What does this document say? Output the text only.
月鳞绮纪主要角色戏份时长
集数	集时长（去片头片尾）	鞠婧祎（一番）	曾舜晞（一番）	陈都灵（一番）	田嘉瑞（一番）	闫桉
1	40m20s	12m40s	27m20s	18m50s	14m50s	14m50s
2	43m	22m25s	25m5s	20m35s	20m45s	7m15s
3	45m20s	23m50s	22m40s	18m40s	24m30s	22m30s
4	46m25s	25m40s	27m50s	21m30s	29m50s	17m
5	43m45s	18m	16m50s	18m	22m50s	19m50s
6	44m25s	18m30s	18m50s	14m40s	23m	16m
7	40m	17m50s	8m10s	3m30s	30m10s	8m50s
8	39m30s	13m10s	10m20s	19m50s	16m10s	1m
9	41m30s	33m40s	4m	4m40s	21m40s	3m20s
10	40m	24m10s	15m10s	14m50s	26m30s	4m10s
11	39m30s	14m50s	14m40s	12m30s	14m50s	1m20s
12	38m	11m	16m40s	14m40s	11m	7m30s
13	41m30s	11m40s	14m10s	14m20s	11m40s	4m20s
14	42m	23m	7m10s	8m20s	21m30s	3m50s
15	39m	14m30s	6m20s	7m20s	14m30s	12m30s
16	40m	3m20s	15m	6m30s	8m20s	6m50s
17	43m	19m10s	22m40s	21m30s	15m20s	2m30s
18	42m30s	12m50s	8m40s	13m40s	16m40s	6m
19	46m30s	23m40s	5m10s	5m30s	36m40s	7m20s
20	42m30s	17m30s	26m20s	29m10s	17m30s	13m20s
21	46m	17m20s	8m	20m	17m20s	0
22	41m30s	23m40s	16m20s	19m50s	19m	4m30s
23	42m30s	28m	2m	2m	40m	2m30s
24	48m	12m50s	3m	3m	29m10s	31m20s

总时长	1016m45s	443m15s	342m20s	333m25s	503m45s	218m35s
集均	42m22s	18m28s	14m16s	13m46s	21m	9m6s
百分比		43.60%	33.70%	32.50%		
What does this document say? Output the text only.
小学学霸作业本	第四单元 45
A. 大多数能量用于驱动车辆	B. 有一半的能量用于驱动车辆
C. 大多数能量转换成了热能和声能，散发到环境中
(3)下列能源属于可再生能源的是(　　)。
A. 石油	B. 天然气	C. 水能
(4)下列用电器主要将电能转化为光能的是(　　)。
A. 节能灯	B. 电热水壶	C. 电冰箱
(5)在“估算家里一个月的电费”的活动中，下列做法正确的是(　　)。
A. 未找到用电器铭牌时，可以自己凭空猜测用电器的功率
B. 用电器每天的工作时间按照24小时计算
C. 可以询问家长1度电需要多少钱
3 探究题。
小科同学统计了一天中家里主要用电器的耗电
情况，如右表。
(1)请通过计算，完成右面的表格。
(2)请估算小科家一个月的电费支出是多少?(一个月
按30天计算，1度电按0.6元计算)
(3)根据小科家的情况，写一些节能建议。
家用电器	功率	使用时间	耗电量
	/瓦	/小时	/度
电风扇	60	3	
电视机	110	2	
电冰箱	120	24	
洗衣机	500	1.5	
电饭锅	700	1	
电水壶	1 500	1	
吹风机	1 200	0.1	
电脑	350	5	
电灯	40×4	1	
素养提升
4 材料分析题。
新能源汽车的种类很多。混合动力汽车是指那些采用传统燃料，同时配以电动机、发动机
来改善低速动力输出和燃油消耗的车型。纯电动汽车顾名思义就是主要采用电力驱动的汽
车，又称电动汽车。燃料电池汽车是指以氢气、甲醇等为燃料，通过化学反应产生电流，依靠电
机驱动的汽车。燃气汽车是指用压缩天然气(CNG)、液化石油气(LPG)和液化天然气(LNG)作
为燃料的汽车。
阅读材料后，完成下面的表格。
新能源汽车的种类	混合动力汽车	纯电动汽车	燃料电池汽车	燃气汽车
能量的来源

^^^^

Copy all of the data exactly.

■ Answer in full ■
What does this document say? Output the text only.
月鳞绮纪主要角色戏份时长
集数	集时长（去片头片尾）	鞠婧祎（一番）	曾舜晞（一番）	陈都灵（一番）	田嘉瑞（一番）	闫桉
1	40m20s	12m40s	27m20s	18m50s	14m50s	14m50s
2	43m	22m25s	25m5s	20m35s	20m45s	7m15s
3	45m20s	23m50s	22m40s	18m40s	24m30s	22m30s
4	46m25s	25m40s	27m50s	21m30s	29m50s	17m
5	43m45s	18m	16m50s	18m	22m50s	19m50s
6	44m25s	18m30s	18m50s	14m40s	23m	16m
7	40m	17m50s	8m10s	3m30s	30m10s	8m50s
8	39m30s	13m10s	10m20s	19m50s	16m10s	1m
9	41m30s	33m40s	4m	4m40s	21m40s	3m20s
10	40m	24m10s	15m10s	14m50s	26m30s	4m10s
11	39m30s	14m50s	14m40s	12m30s	14m50s	1m20s
12	38m	11m	16m40s	14m40s	11m	7m30s
13	41m30s	11m40s	14m10s	14m20s	11m40s	4m20s
14	42m	23m	7m10s	8m20s	21m30s	3m50s
15	39m	14m30s	6m20s	7m20s	14m30s	12m30s
16	40m	3m20s	15m	6m30s	8m20s	6m50s
17	43m	19m10s	22m40s	21m30s	15m20s	2m30s
18	42m30s	12m50s	8m40s	13m40s	16m40s	6m
19	46m30s	23m40s	5m10s	5m30s	36m40s	7m20s
20	42m30s	17m30s	26m20s	29m10s	17m30s	13m20s
21	46m	17m20s	8m	20m	17m20s	0
22	41m30s	23m40s	16m20s	19m50s	19m	4m30s
23	42m30s	28m	2m	2m	40m	2m30s
24	48m	12m50s	3m	3m	29m10s	31m20s

总时长	1016m45s	443m15s	342m20s	333m25s	503m45s	218m35s
集均	42m22s	18m28s	14m16s	13m46s	21m	9m6s
百分比		43.60%	33.70%	32.50%		
What does this document say? Output the text only.
小学学霸作业本	第四单元 45
A. 大多数能量用于驱动车辆	B. 有一半的能量用于驱动车辆
C. 大多数能量转换成了热能和声能，散发到环境中
(3)下列能源属于可再生能源的是(　　)。
A. 石油	B. 天然气	C. 水能
(4)下列用电器主要将电能转化为光能的是(　　)。
A. 节能灯	B. 电热水壶	C. 电冰箱
(5)在“估算家里一个月的电费”的活动中，下列做法正确的是(　　)。
A. 未找到用电器铭牌时，可以自己凭空猜测用电器的功率
B. 用电器每天的工作时间按照24小时计算
C. 可以询问家长1度电需要多少钱
3 探究题。
小科同学统计了一天中家里主要用电器的耗电
情况，如右表。
(1)请通过计算，完成右面的表格。
(2)请估算小科家一个月的电费支出是多少?(一个月
按30天计算，1度电按0.6元计算)
(3)根据小科家的情况，写一些节能建议。
家用电器	功率	使用时间	耗电量
	/瓦	/小时	/度
电风扇	60	3	
电视机	110	2	
电冰箱	120	24	
洗衣机	500	1.5	
电饭锅	700	1	
电水壶	1 500	1	
吹风机	1 200	0.1	
电脑	350	5	
电灯	40×4	1	
素养提升
4 材料分析题。
新能源汽车的种类很多。混合动力汽车是指那些采用传统燃料，同时配以电动机、发动机
来改善低速动力输出和燃油消耗的车型。纯电动汽车顾名思义就是主要采用电力驱动的汽
车，又称电动汽车。燃料电池汽车是指以氢气、甲醇等为燃料，通过化学反应产生电流，依靠电
机驱动的汽车。燃气汽车是指用压缩天然气(CNG)、液化石油气(LPG)和液化天然气(LNG)作
为燃料的汽车。
阅读材料后，完成下面的表格。
新能源汽车的种类	混合动力汽车	纯电动汽车	燃料电池汽车	燃气汽车
能量的来源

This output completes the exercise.